* Start THE INPUT *

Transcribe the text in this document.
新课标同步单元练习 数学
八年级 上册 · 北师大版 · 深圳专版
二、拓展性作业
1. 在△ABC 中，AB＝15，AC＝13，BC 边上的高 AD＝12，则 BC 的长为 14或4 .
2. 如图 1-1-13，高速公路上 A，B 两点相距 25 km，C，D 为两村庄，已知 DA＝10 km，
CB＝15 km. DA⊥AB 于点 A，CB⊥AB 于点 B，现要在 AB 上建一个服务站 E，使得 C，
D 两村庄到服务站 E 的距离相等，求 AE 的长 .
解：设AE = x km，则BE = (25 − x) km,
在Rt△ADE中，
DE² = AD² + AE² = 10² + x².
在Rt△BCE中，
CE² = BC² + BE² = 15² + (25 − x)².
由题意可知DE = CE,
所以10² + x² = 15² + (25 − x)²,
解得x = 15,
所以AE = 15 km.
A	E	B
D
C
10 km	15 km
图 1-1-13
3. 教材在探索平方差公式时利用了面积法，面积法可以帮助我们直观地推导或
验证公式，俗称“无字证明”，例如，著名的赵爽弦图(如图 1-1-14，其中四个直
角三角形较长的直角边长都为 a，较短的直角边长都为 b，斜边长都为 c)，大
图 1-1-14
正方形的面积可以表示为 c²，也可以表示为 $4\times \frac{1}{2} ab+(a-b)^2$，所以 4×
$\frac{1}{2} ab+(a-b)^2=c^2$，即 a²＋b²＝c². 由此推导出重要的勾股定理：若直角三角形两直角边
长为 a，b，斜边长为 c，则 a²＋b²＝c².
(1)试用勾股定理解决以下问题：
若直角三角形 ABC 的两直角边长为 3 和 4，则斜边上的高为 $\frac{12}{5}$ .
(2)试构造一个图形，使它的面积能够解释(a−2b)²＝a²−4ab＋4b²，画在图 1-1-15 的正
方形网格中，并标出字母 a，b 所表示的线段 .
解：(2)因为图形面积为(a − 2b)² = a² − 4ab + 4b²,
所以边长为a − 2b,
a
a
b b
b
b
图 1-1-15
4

* End THE INPUT *

• [REQUIREMENTS] From the data above, copy each line where the string "frac" appears.

• [FULL SOLUTION]
正方形的面积可以表示为 c²，也可以表示为 $4\times \frac{1}{2} ab+(a-b)^2$，所以 4×
$\frac{1}{2} ab+(a-b)^2=c^2$，即 a²＋b²＝c². 由此推导出重要的勾股定理：若直角三角形两直角边
若直角三角形 ABC 的两直角边长为 3 和 4，则斜边上的高为 $\frac{12}{5}$ .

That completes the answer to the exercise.